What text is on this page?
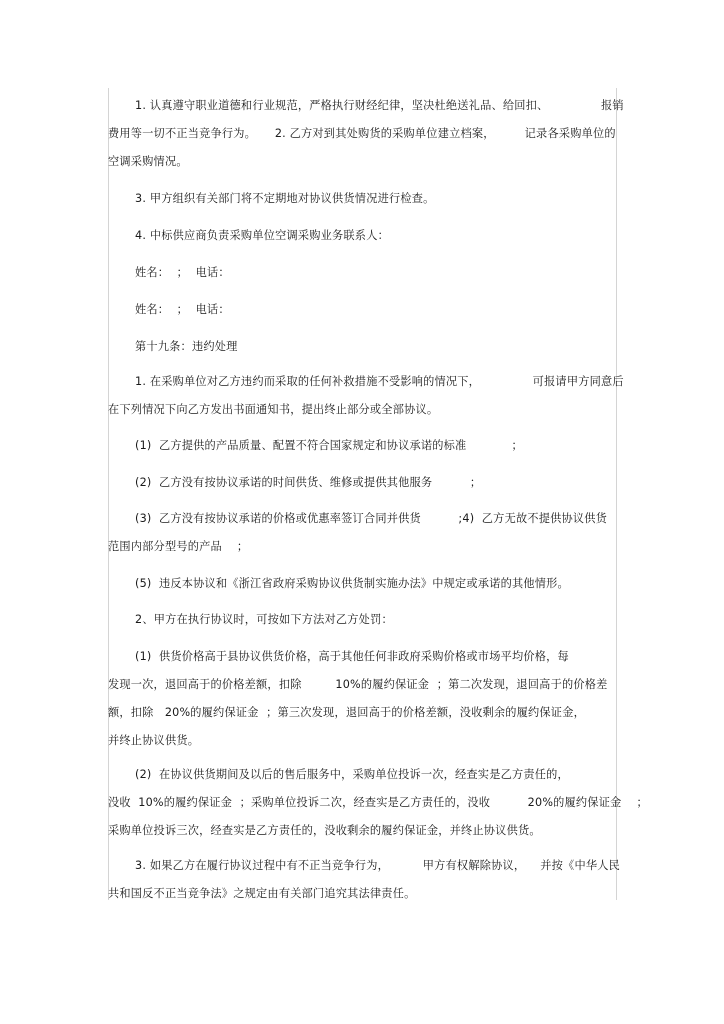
1. 认真遵守职业道德和行业规范，严格执行财经纪律，坚决杜绝送礼品、给回扣、              报销
费用等一切不正当竞争行为。     2. 乙方对到其处购货的采购单位建立档案，        记录各采购单位的
空调采购情况。
3. 甲方组织有关部门将不定期地对协议供货情况进行检查。
4. 中标供应商负责采购单位空调采购业务联系人：
姓名：  ；  电话：
姓名：  ；  电话：
第十九条：违约处理
1. 在采购单位对乙方违约而采取的任何补救措施不受影响的情况下，              可报请甲方同意后
在下列情况下向乙方发出书面通知书，提出终止部分或全部协议。
(1)  乙方提供的产品质量、配置不符合国家规定和协议承诺的标准            ；
(2)  乙方没有按协议承诺的时间供货、维修或提供其他服务          ；
(3)  乙方没有按协议承诺的价格或优惠率签订合同并供货          ;4)  乙方无故不提供协议供货
范围内部分型号的产品    ；
(5)  违反本协议和《浙江省政府采购协议供货制实施办法》中规定或承诺的其他情形。
2、甲方在执行协议时，可按如下方法对乙方处罚：
(1)  供货价格高于县协议供货价格，高于其他任何非政府采购价格或市场平均价格，每
发现一次，退回高于的价格差额，扣除         10%的履约保证金  ；第二次发现，退回高于的价格差
额，扣除   20%的履约保证金  ；第三次发现，退回高于的价格差额，没收剩余的履约保证金，
并终止协议供货。
(2)  在协议供货期间及以后的售后服务中，采购单位投诉一次，经查实是乙方责任的，
没收  10%的履约保证金  ；采购单位投诉二次，经查实是乙方责任的，没收          20%的履约保证金    ；
采购单位投诉三次，经查实是乙方责任的，没收剩余的履约保证金，并终止协议供货。
3. 如果乙方在履行协议过程中有不正当竞争行为，         甲方有权解除协议，    并按《中华人民
共和国反不正当竞争法》之规定由有关部门追究其法律责任。
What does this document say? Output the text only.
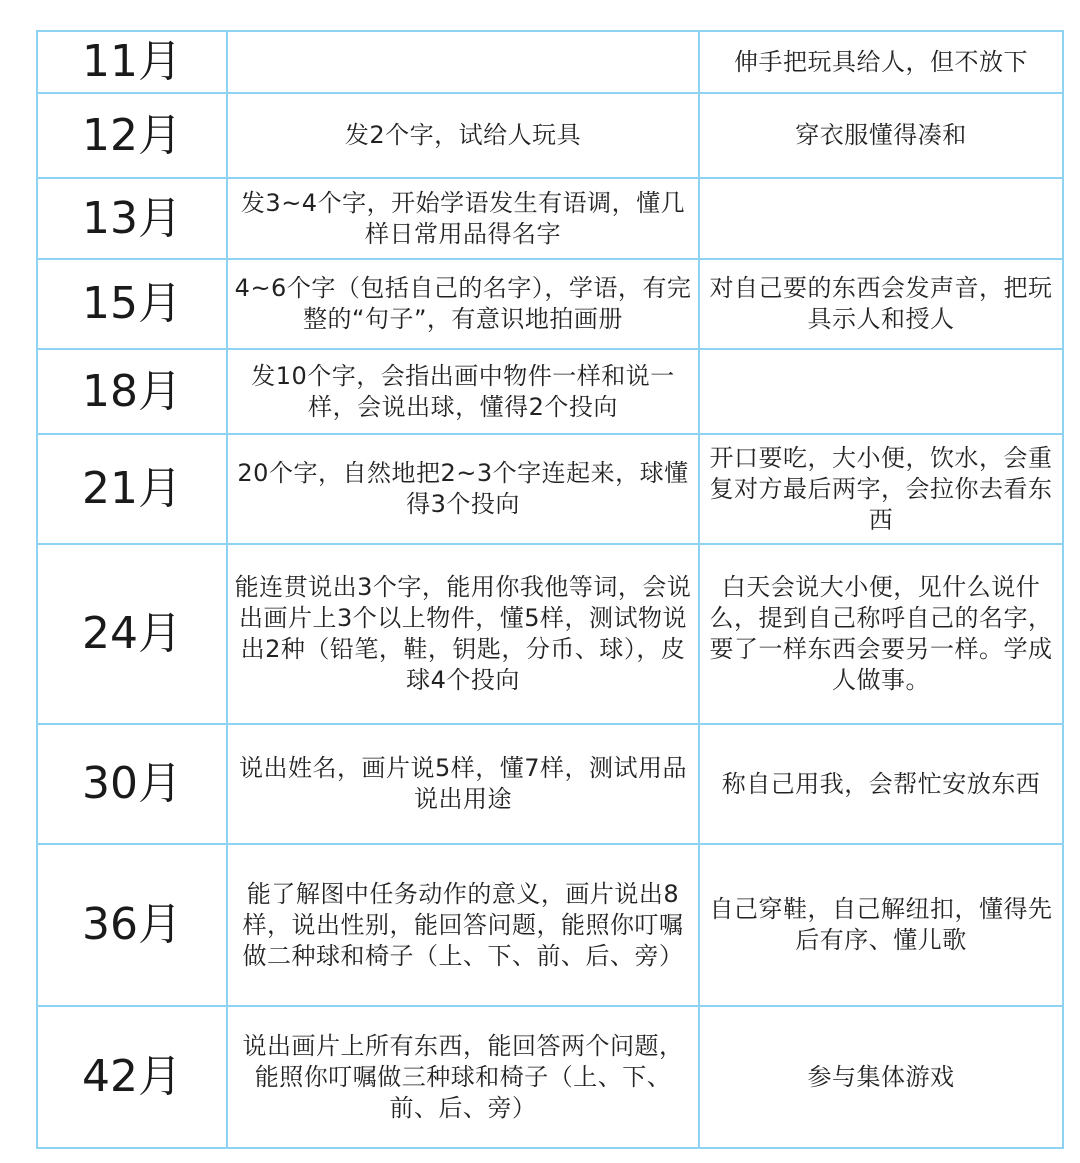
11月		伸手把玩具给人，但不放下
12月	发2个字，试给人玩具	穿衣服懂得凑和
13月	发3~4个字，开始学语发生有语调，懂几样日常用品得名字	
15月	4~6个字（包括自己的名字），学语，有完整的“句子”，有意识地拍画册	对自己要的东西会发声音，把玩具示人和授人
18月	发10个字，会指出画中物件一样和说一样，会说出球，懂得2个投向	
21月	20个字，自然地把2~3个字连起来，球懂得3个投向	开口要吃，大小便，饮水，会重复对方最后两字，会拉你去看东西
24月	能连贯说出3个字，能用你我他等词，会说出画片上3个以上物件，懂5样，测试物说出2种（铅笔，鞋，钥匙，分币、球），皮球4个投向	白天会说大小便，见什么说什么，提到自己称呼自己的名字，要了一样东西会要另一样。学成人做事。
30月	说出姓名，画片说5样，懂7样，测试用品说出用途	称自己用我，会帮忙安放东西
36月	能了解图中任务动作的意义，画片说出8样，说出性别，能回答问题，能照你叮嘱做二种球和椅子（上、下、前、后、旁）	自己穿鞋，自己解纽扣，懂得先后有序、懂儿歌
42月	说出画片上所有东西，能回答两个问题，能照你叮嘱做三种球和椅子（上、下、前、后、旁）	参与集体游戏
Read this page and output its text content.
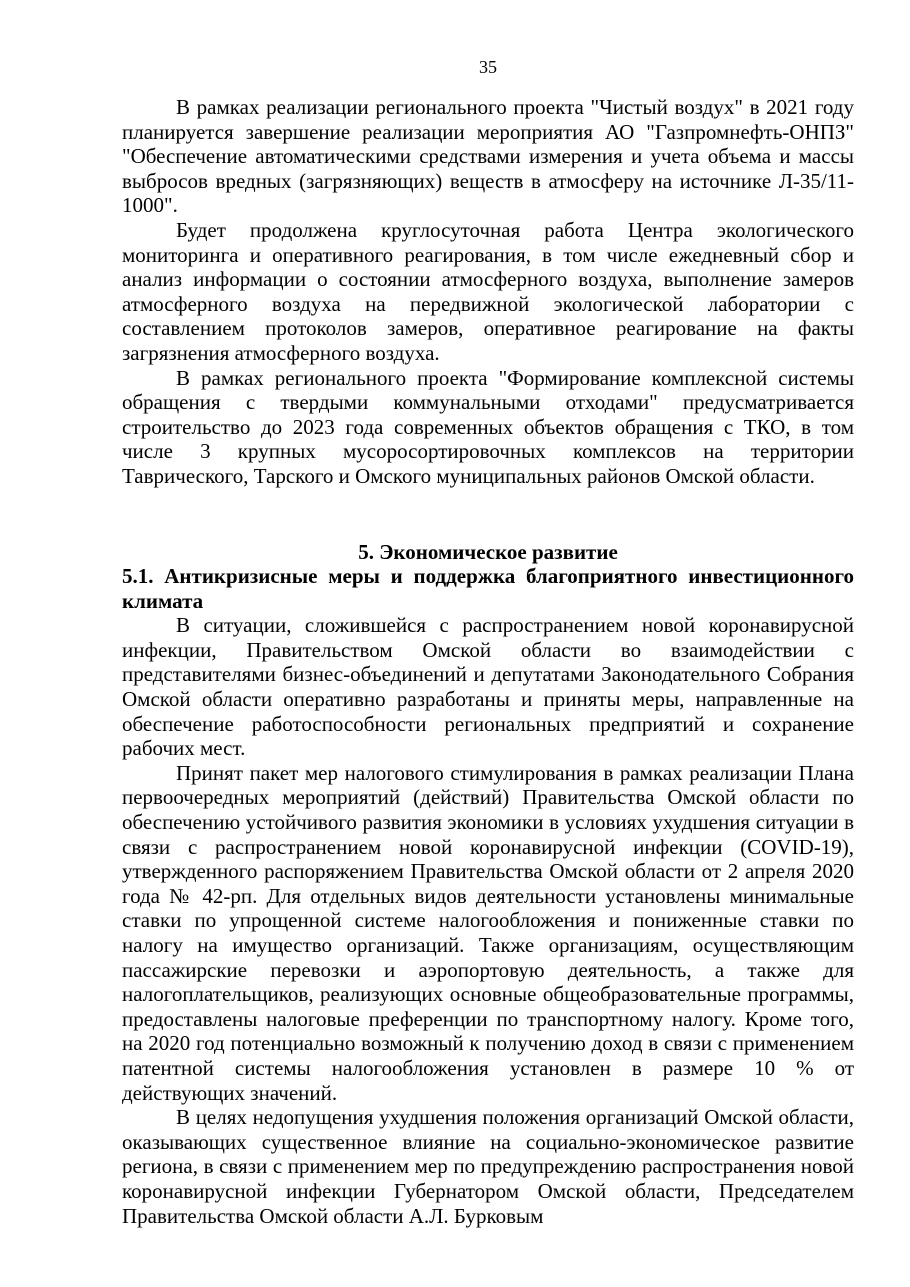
35

В рамках реализации регионального проекта "Чистый воздух" в 2021 году планируется завершение реализации мероприятия АО "Газпромнефть-ОНПЗ" "Обеспечение автоматическими средствами измерения и учета объема и массы выбросов вредных (загрязняющих) веществ в атмосферу на источнике Л-35/11-1000".

Будет продолжена круглосуточная работа Центра экологического мониторинга и оперативного реагирования, в том числе ежедневный сбор и анализ информации о состоянии атмосферного воздуха, выполнение замеров атмосферного воздуха на передвижной экологической лаборатории с составлением протоколов замеров, оперативное реагирование на факты загрязнения атмосферного воздуха.

В рамках регионального проекта "Формирование комплексной системы обращения с твердыми коммунальными отходами" предусматривается строительство до 2023 года современных объектов обращения с ТКО, в том числе 3 крупных мусоросортировочных комплексов на территории Таврического, Тарского и Омского муниципальных районов Омской области.

5. Экономическое развитие

5.1. Антикризисные меры и поддержка благоприятного инвестиционного климата

В ситуации, сложившейся с распространением новой коронавирусной инфекции, Правительством Омской области во взаимодействии с представителями бизнес-объединений и депутатами Законодательного Собрания Омской области оперативно разработаны и приняты меры, направленные на обеспечение работоспособности региональных предприятий и сохранение рабочих мест.

Принят пакет мер налогового стимулирования в рамках реализации Плана первоочередных мероприятий (действий) Правительства Омской области по обеспечению устойчивого развития экономики в условиях ухудшения ситуации в связи с распространением новой коронавирусной инфекции (COVID-19), утвержденного распоряжением Правительства Омской области от 2 апреля 2020 года № 42-рп. Для отдельных видов деятельности установлены минимальные ставки по упрощенной системе налогообложения и пониженные ставки по налогу на имущество организаций. Также организациям, осуществляющим пассажирские перевозки и аэропортовую деятельность, а также для налогоплательщиков, реализующих основные общеобразовательные программы, предоставлены налоговые преференции по транспортному налогу. Кроме того, на 2020 год потенциально возможный к получению доход в связи с применением патентной системы налогообложения установлен в размере 10 % от действующих значений.

В целях недопущения ухудшения положения организаций Омской области, оказывающих существенное влияние на социально-экономическое развитие региона, в связи с применением мер по предупреждению распространения новой коронавирусной инфекции Губернатором Омской области, Председателем Правительства Омской области А.Л. Бурковым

#### [Brief]
Pictures don't belong in the copy. Transcribe every record exactly as it appears.

#### [Result]
What text is on this page?
1. 认真遵守职业道德和行业规范，严格执行财经纪律，坚决杜绝送礼品、给回扣、              报销
费用等一切不正当竞争行为。     2. 乙方对到其处购货的采购单位建立档案，        记录各采购单位的
空调采购情况。
3. 甲方组织有关部门将不定期地对协议供货情况进行检查。
4. 中标供应商负责采购单位空调采购业务联系人：
姓名：  ；  电话：
姓名：  ；  电话：
第十九条：违约处理
1. 在采购单位对乙方违约而采取的任何补救措施不受影响的情况下，              可报请甲方同意后
在下列情况下向乙方发出书面通知书，提出终止部分或全部协议。
(1)  乙方提供的产品质量、配置不符合国家规定和协议承诺的标准            ；
(2)  乙方没有按协议承诺的时间供货、维修或提供其他服务          ；
(3)  乙方没有按协议承诺的价格或优惠率签订合同并供货          ;4)  乙方无故不提供协议供货
范围内部分型号的产品    ；
(5)  违反本协议和《浙江省政府采购协议供货制实施办法》中规定或承诺的其他情形。
2、甲方在执行协议时，可按如下方法对乙方处罚：
(1)  供货价格高于县协议供货价格，高于其他任何非政府采购价格或市场平均价格，每
发现一次，退回高于的价格差额，扣除         10%的履约保证金  ；第二次发现，退回高于的价格差
额，扣除   20%的履约保证金  ；第三次发现，退回高于的价格差额，没收剩余的履约保证金，
并终止协议供货。
(2)  在协议供货期间及以后的售后服务中，采购单位投诉一次，经查实是乙方责任的，
没收  10%的履约保证金  ；采购单位投诉二次，经查实是乙方责任的，没收          20%的履约保证金    ；
采购单位投诉三次，经查实是乙方责任的，没收剩余的履约保证金，并终止协议供货。
3. 如果乙方在履行协议过程中有不正当竞争行为，         甲方有权解除协议，    并按《中华人民
共和国反不正当竞争法》之规定由有关部门追究其法律责任。
What does this document say? Output the text only.
11月		伸手把玩具给人，但不放下
12月	发2个字，试给人玩具	穿衣服懂得凑和
13月	发3~4个字，开始学语发生有语调，懂几样日常用品得名字	
15月	4~6个字（包括自己的名字），学语，有完整的“句子”，有意识地拍画册	对自己要的东西会发声音，把玩具示人和授人
18月	发10个字，会指出画中物件一样和说一样，会说出球，懂得2个投向	
21月	20个字，自然地把2~3个字连起来，球懂得3个投向	开口要吃，大小便，饮水，会重复对方最后两字，会拉你去看东西
24月	能连贯说出3个字，能用你我他等词，会说出画片上3个以上物件，懂5样，测试物说出2种（铅笔，鞋，钥匙，分币、球），皮球4个投向	白天会说大小便，见什么说什么，提到自己称呼自己的名字，要了一样东西会要另一样。学成人做事。
30月	说出姓名，画片说5样，懂7样，测试用品说出用途	称自己用我，会帮忙安放东西
36月	能了解图中任务动作的意义，画片说出8样，说出性别，能回答问题，能照你叮嘱做二种球和椅子（上、下、前、后、旁）	自己穿鞋，自己解纽扣，懂得先后有序、懂儿歌
42月	说出画片上所有东西，能回答两个问题，能照你叮嘱做三种球和椅子（上、下、前、后、旁）	参与集体游戏
Read this page and output its text content.
35

В рамках реализации регионального проекта "Чистый воздух" в 2021 году планируется завершение реализации мероприятия АО "Газпромнефть-ОНПЗ" "Обеспечение автоматическими средствами измерения и учета объема и массы выбросов вредных (загрязняющих) веществ в атмосферу на источнике Л-35/11-1000".

Будет продолжена круглосуточная работа Центра экологического мониторинга и оперативного реагирования, в том числе ежедневный сбор и анализ информации о состоянии атмосферного воздуха, выполнение замеров атмосферного воздуха на передвижной экологической лаборатории с составлением протоколов замеров, оперативное реагирование на факты загрязнения атмосферного воздуха.

В рамках регионального проекта "Формирование комплексной системы обращения с твердыми коммунальными отходами" предусматривается строительство до 2023 года современных объектов обращения с ТКО, в том числе 3 крупных мусоросортировочных комплексов на территории Таврического, Тарского и Омского муниципальных районов Омской области.

5. Экономическое развитие

5.1. Антикризисные меры и поддержка благоприятного инвестиционного климата

В ситуации, сложившейся с распространением новой коронавирусной инфекции, Правительством Омской области во взаимодействии с представителями бизнес-объединений и депутатами Законодательного Собрания Омской области оперативно разработаны и приняты меры, направленные на обеспечение работоспособности региональных предприятий и сохранение рабочих мест.

Принят пакет мер налогового стимулирования в рамках реализации Плана первоочередных мероприятий (действий) Правительства Омской области по обеспечению устойчивого развития экономики в условиях ухудшения ситуации в связи с распространением новой коронавирусной инфекции (COVID-19), утвержденного распоряжением Правительства Омской области от 2 апреля 2020 года № 42-рп. Для отдельных видов деятельности установлены минимальные ставки по упрощенной системе налогообложения и пониженные ставки по налогу на имущество организаций. Также организациям, осуществляющим пассажирские перевозки и аэропортовую деятельность, а также для налогоплательщиков, реализующих основные общеобразовательные программы, предоставлены налоговые преференции по транспортному налогу. Кроме того, на 2020 год потенциально возможный к получению доход в связи с применением патентной системы налогообложения установлен в размере 10 % от действующих значений.

В целях недопущения ухудшения положения организаций Омской области, оказывающих существенное влияние на социально-экономическое развитие региона, в связи с применением мер по предупреждению распространения новой коронавирусной инфекции Губернатором Омской области, Председателем Правительства Омской области А.Л. Бурковым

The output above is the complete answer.